**Written instruction**: Reproduce the listing verbatim.

[Stored records]
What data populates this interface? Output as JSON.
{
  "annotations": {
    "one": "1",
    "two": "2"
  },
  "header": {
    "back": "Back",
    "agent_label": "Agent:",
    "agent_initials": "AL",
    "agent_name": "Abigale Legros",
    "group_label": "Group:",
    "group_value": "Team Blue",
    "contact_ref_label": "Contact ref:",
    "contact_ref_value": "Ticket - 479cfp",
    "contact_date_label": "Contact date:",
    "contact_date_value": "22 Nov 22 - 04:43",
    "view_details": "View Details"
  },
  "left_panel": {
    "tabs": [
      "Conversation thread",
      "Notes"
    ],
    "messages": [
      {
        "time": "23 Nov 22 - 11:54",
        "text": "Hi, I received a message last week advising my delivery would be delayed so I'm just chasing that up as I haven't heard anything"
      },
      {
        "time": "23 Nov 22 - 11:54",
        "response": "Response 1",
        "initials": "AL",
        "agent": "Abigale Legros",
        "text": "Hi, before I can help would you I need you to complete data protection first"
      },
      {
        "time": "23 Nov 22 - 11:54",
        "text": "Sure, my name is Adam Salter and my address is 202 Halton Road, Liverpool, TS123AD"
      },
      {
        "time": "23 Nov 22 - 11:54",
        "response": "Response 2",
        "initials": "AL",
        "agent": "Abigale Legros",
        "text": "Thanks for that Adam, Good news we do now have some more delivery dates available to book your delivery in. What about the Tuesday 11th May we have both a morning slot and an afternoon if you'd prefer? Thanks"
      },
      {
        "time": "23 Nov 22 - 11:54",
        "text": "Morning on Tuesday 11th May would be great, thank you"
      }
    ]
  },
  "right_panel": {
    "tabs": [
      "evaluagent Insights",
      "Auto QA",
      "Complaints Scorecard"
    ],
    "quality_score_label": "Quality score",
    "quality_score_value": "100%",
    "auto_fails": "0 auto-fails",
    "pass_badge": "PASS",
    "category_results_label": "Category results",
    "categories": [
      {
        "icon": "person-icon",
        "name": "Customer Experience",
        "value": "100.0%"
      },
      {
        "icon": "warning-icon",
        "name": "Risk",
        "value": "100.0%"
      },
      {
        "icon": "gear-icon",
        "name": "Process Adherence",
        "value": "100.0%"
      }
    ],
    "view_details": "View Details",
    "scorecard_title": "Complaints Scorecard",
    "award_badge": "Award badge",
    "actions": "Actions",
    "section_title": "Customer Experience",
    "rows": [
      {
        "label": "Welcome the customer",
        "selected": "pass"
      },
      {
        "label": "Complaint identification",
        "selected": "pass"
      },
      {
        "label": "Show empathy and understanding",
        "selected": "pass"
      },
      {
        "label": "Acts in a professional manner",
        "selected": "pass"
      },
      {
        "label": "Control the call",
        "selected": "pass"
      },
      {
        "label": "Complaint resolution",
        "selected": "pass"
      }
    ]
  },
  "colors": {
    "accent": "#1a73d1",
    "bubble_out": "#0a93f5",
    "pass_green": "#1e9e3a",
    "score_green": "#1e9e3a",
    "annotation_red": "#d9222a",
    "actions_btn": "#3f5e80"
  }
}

**Final answer**:
What data populates this interface? Output as JSON.
{
  "annotations": {
    "one": "1",
    "two": "2"
  },
  "header": {
    "back": "Back",
    "agent_label": "Agent:",
    "agent_initials": "AL",
    "agent_name": "Abigale Legros",
    "group_label": "Group:",
    "group_value": "Team Blue",
    "contact_ref_label": "Contact ref:",
    "contact_ref_value": "Ticket - 479cfp",
    "contact_date_label": "Contact date:",
    "contact_date_value": "22 Nov 22 - 04:43",
    "view_details": "View Details"
  },
  "left_panel": {
    "tabs": [
      "Conversation thread",
      "Notes"
    ],
    "messages": [
      {
        "time": "23 Nov 22 - 11:54",
        "text": "Hi, I received a message last week advising my delivery would be delayed so I'm just chasing that up as I haven't heard anything"
      },
      {
        "time": "23 Nov 22 - 11:54",
        "response": "Response 1",
        "initials": "AL",
        "agent": "Abigale Legros",
        "text": "Hi, before I can help would you I need you to complete data protection first"
      },
      {
        "time": "23 Nov 22 - 11:54",
        "text": "Sure, my name is Adam Salter and my address is 202 Halton Road, Liverpool, TS123AD"
      },
      {
        "time": "23 Nov 22 - 11:54",
        "response": "Response 2",
        "initials": "AL",
        "agent": "Abigale Legros",
        "text": "Thanks for that Adam, Good news we do now have some more delivery dates available to book your delivery in. What about the Tuesday 11th May we have both a morning slot and an afternoon if you'd prefer? Thanks"
      },
      {
        "time": "23 Nov 22 - 11:54",
        "text": "Morning on Tuesday 11th May would be great, thank you"
      }
    ]
  },
  "right_panel": {
    "tabs": [
      "evaluagent Insights",
      "Auto QA",
      "Complaints Scorecard"
    ],
    "quality_score_label": "Quality score",
    "quality_score_value": "100%",
    "auto_fails": "0 auto-fails",
    "pass_badge": "PASS",
    "category_results_label": "Category results",
    "categories": [
      {
        "icon": "person-icon",
        "name": "Customer Experience",
        "value": "100.0%"
      },
      {
        "icon": "warning-icon",
        "name": "Risk",
        "value": "100.0%"
      },
      {
        "icon": "gear-icon",
        "name": "Process Adherence",
        "value": "100.0%"
      }
    ],
    "view_details": "View Details",
    "scorecard_title": "Complaints Scorecard",
    "award_badge": "Award badge",
    "actions": "Actions",
    "section_title": "Customer Experience",
    "rows": [
      {
        "label": "Welcome the customer",
        "selected": "pass"
      },
      {
        "label": "Complaint identification",
        "selected": "pass"
      },
      {
        "label": "Show empathy and understanding",
        "selected": "pass"
      },
      {
        "label": "Acts in a professional manner",
        "selected": "pass"
      },
      {
        "label": "Control the call",
        "selected": "pass"
      },
      {
        "label": "Complaint resolution",
        "selected": "pass"
      }
    ]
  },
  "colors": {
    "accent": "#1a73d1",
    "bubble_out": "#0a93f5",
    "pass_green": "#1e9e3a",
    "score_green": "#1e9e3a",
    "annotation_red": "#d9222a",
    "actions_btn": "#3f5e80"
  }
}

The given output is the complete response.